▶ Given exercise:
Convert the listing from the line with "Patent image size: (1007, 966)." up to and including the line with "The drive cylinder 160 is at (428, 50)." into a JSON list of strings, one string per line, omitting blank lines.

▶ Information provided:
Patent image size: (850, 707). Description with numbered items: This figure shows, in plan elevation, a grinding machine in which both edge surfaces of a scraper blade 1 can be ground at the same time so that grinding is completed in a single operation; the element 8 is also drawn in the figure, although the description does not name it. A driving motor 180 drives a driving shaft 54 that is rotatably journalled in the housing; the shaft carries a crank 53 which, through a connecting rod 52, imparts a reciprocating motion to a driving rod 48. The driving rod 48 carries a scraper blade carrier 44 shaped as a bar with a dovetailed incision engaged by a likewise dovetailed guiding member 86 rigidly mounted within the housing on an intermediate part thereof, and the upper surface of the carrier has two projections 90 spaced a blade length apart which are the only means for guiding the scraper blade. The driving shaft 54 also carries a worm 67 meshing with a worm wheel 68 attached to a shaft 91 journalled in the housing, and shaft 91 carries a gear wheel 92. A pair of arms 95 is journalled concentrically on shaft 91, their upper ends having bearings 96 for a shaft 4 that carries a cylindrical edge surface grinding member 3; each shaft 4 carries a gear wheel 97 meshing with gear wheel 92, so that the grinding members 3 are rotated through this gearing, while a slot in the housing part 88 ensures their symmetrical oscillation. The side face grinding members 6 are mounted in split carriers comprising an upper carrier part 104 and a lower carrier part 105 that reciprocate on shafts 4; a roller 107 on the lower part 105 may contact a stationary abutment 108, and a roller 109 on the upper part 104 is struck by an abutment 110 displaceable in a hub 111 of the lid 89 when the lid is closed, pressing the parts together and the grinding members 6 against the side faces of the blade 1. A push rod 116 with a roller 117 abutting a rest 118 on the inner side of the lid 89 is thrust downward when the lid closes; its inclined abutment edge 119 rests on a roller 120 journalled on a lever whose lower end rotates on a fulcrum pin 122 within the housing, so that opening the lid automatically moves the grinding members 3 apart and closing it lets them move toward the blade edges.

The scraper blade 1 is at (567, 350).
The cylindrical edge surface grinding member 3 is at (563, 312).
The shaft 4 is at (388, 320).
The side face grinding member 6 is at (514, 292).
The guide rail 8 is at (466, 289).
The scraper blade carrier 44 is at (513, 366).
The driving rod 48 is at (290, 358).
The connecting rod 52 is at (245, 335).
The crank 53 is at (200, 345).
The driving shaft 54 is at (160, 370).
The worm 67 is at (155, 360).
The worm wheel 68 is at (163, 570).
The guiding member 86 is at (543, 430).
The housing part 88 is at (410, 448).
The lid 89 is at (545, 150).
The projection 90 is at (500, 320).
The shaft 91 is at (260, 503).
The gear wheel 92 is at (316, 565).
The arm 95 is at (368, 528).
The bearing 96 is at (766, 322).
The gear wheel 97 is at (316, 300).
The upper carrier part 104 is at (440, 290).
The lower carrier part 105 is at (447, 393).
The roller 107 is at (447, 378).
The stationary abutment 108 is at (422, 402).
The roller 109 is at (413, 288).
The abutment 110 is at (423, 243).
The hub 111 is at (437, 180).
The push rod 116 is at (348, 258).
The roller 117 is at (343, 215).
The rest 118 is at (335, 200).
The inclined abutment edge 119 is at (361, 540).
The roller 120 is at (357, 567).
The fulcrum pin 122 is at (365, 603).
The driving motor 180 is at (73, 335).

---

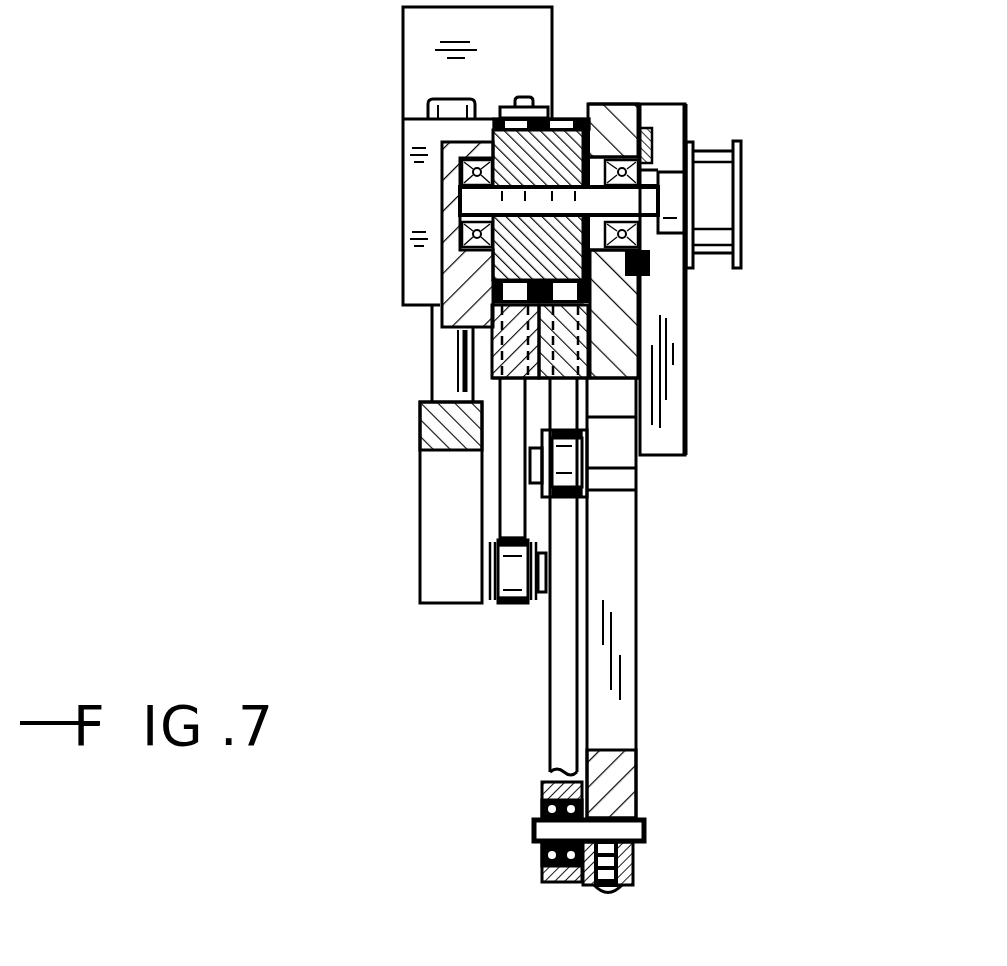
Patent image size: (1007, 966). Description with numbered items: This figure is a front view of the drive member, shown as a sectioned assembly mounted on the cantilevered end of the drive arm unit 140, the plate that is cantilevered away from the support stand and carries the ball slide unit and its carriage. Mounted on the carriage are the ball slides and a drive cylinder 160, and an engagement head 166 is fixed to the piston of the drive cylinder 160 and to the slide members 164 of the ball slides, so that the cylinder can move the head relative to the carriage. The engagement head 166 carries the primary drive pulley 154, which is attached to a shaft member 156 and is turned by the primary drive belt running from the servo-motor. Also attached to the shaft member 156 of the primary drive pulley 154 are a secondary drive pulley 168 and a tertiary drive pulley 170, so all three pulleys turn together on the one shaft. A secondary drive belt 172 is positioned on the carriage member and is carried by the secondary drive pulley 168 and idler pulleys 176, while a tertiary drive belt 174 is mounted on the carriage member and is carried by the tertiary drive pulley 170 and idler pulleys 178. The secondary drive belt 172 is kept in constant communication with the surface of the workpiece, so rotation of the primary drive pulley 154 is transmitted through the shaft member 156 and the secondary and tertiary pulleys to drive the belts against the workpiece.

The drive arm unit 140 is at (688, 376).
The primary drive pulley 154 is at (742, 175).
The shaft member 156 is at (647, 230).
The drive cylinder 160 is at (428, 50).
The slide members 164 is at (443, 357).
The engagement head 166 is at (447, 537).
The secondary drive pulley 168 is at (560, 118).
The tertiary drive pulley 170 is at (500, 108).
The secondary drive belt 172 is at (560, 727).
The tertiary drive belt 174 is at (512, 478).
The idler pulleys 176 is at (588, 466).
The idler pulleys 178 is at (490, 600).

▶ Written reply:
[
  "Patent image size: (1007, 966). Description with numbered items: This figure is a front view of the drive member, shown as a sectioned assembly mounted on the cantilevered end of the drive arm unit 140, the plate that is cantilevered away from the support stand and carries the ball slide unit and its carriage. Mounted on the carriage are the ball slides and a drive cylinder 160, and an engagement head 166 is fixed to the piston of the drive cylinder 160 and to the slide members 164 of the ball slides, so that the cylinder can move the head relative to the carriage. The engagement head 166 carries the primary drive pulley 154, which is attached to a shaft member 156 and is turned by the primary drive belt running from the servo-motor. Also attached to the shaft member 156 of the primary drive pulley 154 are a secondary drive pulley 168 and a tertiary drive pulley 170, so all three pulleys turn together on the one shaft. A secondary drive belt 172 is positioned on the carriage member and is carried by the secondary drive pulley 168 and idler pulleys 176, while a tertiary drive belt 174 is mounted on the carriage member and is carried by the tertiary drive pulley 170 and idler pulleys 178. The secondary drive belt 172 is kept in constant communication with the surface of the workpiece, so rotation of the primary drive pulley 154 is transmitted through the shaft member 156 and the secondary and tertiary pulleys to drive the belts against the workpiece.",
  "The drive arm unit 140 is at (688, 376).",
  "The primary drive pulley 154 is at (742, 175).",
  "The shaft member 156 is at (647, 230).",
  "The drive cylinder 160 is at (428, 50)."
]